***** Data excerpts

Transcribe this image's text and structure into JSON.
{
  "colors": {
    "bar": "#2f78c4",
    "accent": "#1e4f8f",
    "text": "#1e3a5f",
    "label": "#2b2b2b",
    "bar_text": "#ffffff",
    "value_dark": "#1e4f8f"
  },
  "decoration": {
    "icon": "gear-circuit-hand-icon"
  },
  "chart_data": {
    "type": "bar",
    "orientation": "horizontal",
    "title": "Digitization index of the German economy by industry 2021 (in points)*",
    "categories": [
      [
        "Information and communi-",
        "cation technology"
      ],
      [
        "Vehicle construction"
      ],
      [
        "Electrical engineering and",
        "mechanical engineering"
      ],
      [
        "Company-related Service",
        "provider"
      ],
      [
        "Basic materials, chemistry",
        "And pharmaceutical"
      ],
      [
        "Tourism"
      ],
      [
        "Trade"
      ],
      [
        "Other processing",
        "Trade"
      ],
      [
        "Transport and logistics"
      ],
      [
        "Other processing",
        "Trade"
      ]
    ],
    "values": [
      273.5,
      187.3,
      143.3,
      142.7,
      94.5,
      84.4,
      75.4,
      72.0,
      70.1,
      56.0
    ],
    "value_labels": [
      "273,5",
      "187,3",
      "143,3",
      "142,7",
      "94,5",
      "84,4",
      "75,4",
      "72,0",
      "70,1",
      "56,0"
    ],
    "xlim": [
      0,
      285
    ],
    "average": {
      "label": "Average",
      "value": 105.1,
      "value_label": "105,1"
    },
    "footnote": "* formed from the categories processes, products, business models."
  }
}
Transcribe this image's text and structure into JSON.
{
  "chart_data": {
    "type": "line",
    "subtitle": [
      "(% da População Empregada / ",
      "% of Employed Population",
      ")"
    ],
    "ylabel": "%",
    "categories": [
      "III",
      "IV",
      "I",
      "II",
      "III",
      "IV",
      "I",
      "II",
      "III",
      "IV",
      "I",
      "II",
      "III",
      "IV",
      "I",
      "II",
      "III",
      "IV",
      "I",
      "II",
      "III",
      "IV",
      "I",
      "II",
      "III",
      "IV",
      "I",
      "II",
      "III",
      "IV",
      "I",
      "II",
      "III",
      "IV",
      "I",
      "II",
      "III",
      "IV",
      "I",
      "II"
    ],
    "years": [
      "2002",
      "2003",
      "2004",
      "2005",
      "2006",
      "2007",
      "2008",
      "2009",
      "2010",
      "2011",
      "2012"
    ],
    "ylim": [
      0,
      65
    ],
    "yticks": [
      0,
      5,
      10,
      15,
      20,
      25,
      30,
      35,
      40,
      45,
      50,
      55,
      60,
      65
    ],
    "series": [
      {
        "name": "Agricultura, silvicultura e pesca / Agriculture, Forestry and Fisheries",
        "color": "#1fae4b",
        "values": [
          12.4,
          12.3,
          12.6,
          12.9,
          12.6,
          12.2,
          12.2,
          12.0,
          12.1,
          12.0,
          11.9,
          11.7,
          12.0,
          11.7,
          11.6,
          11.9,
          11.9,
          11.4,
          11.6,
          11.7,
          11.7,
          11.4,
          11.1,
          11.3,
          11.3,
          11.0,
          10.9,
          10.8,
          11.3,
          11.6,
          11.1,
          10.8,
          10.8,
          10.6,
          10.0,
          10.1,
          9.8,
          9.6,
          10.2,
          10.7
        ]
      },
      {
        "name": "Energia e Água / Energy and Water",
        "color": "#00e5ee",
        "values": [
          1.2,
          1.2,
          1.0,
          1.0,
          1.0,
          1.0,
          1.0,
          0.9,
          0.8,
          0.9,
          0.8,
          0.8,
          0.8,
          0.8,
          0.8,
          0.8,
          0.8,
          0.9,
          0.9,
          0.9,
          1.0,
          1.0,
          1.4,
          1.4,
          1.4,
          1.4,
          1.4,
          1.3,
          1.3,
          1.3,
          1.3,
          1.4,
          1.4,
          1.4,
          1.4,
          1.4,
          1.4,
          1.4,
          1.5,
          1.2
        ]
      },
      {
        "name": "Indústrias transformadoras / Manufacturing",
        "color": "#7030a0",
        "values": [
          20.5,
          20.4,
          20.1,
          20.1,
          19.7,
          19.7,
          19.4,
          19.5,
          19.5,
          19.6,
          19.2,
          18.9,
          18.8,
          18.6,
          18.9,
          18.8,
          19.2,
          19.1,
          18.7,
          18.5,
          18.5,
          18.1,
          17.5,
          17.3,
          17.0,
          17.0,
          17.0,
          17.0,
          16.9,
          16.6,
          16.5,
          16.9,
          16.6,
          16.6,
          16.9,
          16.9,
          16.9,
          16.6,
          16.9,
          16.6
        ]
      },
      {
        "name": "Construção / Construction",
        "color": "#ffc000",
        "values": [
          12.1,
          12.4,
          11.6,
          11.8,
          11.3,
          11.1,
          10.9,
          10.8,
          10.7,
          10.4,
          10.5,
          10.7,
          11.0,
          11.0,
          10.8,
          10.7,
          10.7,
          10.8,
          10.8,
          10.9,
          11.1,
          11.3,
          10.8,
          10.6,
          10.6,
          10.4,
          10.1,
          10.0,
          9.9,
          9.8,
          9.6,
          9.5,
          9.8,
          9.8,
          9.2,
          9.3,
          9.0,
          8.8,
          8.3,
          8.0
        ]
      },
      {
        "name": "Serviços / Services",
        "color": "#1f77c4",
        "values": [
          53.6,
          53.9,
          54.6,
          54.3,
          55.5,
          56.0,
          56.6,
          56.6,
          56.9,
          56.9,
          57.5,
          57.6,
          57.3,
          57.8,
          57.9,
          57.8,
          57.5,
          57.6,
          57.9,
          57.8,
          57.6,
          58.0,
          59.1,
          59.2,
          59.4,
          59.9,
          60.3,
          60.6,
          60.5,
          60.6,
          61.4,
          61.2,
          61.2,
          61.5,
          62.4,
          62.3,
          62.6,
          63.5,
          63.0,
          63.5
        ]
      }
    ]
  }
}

**********

● Requirement: The listing above must be transcribed exactly, line by line.

● Complete response:
Transcribe this image's text and structure into JSON.
{
  "colors": {
    "bar": "#2f78c4",
    "accent": "#1e4f8f",
    "text": "#1e3a5f",
    "label": "#2b2b2b",
    "bar_text": "#ffffff",
    "value_dark": "#1e4f8f"
  },
  "decoration": {
    "icon": "gear-circuit-hand-icon"
  },
  "chart_data": {
    "type": "bar",
    "orientation": "horizontal",
    "title": "Digitization index of the German economy by industry 2021 (in points)*",
    "categories": [
      [
        "Information and communi-",
        "cation technology"
      ],
      [
        "Vehicle construction"
      ],
      [
        "Electrical engineering and",
        "mechanical engineering"
      ],
      [
        "Company-related Service",
        "provider"
      ],
      [
        "Basic materials, chemistry",
        "And pharmaceutical"
      ],
      [
        "Tourism"
      ],
      [
        "Trade"
      ],
      [
        "Other processing",
        "Trade"
      ],
      [
        "Transport and logistics"
      ],
      [
        "Other processing",
        "Trade"
      ]
    ],
    "values": [
      273.5,
      187.3,
      143.3,
      142.7,
      94.5,
      84.4,
      75.4,
      72.0,
      70.1,
      56.0
    ],
    "value_labels": [
      "273,5",
      "187,3",
      "143,3",
      "142,7",
      "94,5",
      "84,4",
      "75,4",
      "72,0",
      "70,1",
      "56,0"
    ],
    "xlim": [
      0,
      285
    ],
    "average": {
      "label": "Average",
      "value": 105.1,
      "value_label": "105,1"
    },
    "footnote": "* formed from the categories processes, products, business models."
  }
}
Transcribe this image's text and structure into JSON.
{
  "chart_data": {
    "type": "line",
    "subtitle": [
      "(% da População Empregada / ",
      "% of Employed Population",
      ")"
    ],
    "ylabel": "%",
    "categories": [
      "III",
      "IV",
      "I",
      "II",
      "III",
      "IV",
      "I",
      "II",
      "III",
      "IV",
      "I",
      "II",
      "III",
      "IV",
      "I",
      "II",
      "III",
      "IV",
      "I",
      "II",
      "III",
      "IV",
      "I",
      "II",
      "III",
      "IV",
      "I",
      "II",
      "III",
      "IV",
      "I",
      "II",
      "III",
      "IV",
      "I",
      "II",
      "III",
      "IV",
      "I",
      "II"
    ],
    "years": [
      "2002",
      "2003",
      "2004",
      "2005",
      "2006",
      "2007",
      "2008",
      "2009",
      "2010",
      "2011",
      "2012"
    ],
    "ylim": [
      0,
      65
    ],
    "yticks": [
      0,
      5,
      10,
      15,
      20,
      25,
      30,
      35,
      40,
      45,
      50,
      55,
      60,
      65
    ],
    "series": [
      {
        "name": "Agricultura, silvicultura e pesca / Agriculture, Forestry and Fisheries",
        "color": "#1fae4b",
        "values": [
          12.4,
          12.3,
          12.6,
          12.9,
          12.6,
          12.2,
          12.2,
          12.0,
          12.1,
          12.0,
          11.9,
          11.7,
          12.0,
          11.7,
          11.6,
          11.9,
          11.9,
          11.4,
          11.6,
          11.7,
          11.7,
          11.4,
          11.1,
          11.3,
          11.3,
          11.0,
          10.9,
          10.8,
          11.3,
          11.6,
          11.1,
          10.8,
          10.8,
          10.6,
          10.0,
          10.1,
          9.8,
          9.6,
          10.2,
          10.7
        ]
      },
      {
        "name": "Energia e Água / Energy and Water",
        "color": "#00e5ee",
        "values": [
          1.2,
          1.2,
          1.0,
          1.0,
          1.0,
          1.0,
          1.0,
          0.9,
          0.8,
          0.9,
          0.8,
          0.8,
          0.8,
          0.8,
          0.8,
          0.8,
          0.8,
          0.9,
          0.9,
          0.9,
          1.0,
          1.0,
          1.4,
          1.4,
          1.4,
          1.4,
          1.4,
          1.3,
          1.3,
          1.3,
          1.3,
          1.4,
          1.4,
          1.4,
          1.4,
          1.4,
          1.4,
          1.4,
          1.5,
          1.2
        ]
      },
      {
        "name": "Indústrias transformadoras / Manufacturing",
        "color": "#7030a0",
        "values": [
          20.5,
          20.4,
          20.1,
          20.1,
          19.7,
          19.7,
          19.4,
          19.5,
          19.5,
          19.6,
          19.2,
          18.9,
          18.8,
          18.6,
          18.9,
          18.8,
          19.2,
          19.1,
          18.7,
          18.5,
          18.5,
          18.1,
          17.5,
          17.3,
          17.0,
          17.0,
          17.0,
          17.0,
          16.9,
          16.6,
          16.5,
          16.9,
          16.6,
          16.6,
          16.9,
          16.9,
          16.9,
          16.6,
          16.9,
          16.6
        ]
      },
      {
        "name": "Construção / Construction",
        "color": "#ffc000",
        "values": [
          12.1,
          12.4,
          11.6,
          11.8,
          11.3,
          11.1,
          10.9,
          10.8,
          10.7,
          10.4,
          10.5,
          10.7,
          11.0,
          11.0,
          10.8,
          10.7,
          10.7,
          10.8,
          10.8,
          10.9,
          11.1,
          11.3,
          10.8,
          10.6,
          10.6,
          10.4,
          10.1,
          10.0,
          9.9,
          9.8,
          9.6,
          9.5,
          9.8,
          9.8,
          9.2,
          9.3,
          9.0,
          8.8,
          8.3,
          8.0
        ]
      },
      {
        "name": "Serviços / Services",
        "color": "#1f77c4",
        "values": [
          53.6,
          53.9,
          54.6,
          54.3,
          55.5,
          56.0,
          56.6,
          56.6,
          56.9,
          56.9,
          57.5,
          57.6,
          57.3,
          57.8,
          57.9,
          57.8,
          57.5,
          57.6,
          57.9,
          57.8,
          57.6,
          58.0,
          59.1,
          59.2,
          59.4,
          59.9,
          60.3,
          60.6,
          60.5,
          60.6,
          61.4,
          61.2,
          61.2,
          61.5,
          62.4,
          62.3,
          62.6,
          63.5,
          63.0,
          63.5
        ]
      }
    ]
  }
}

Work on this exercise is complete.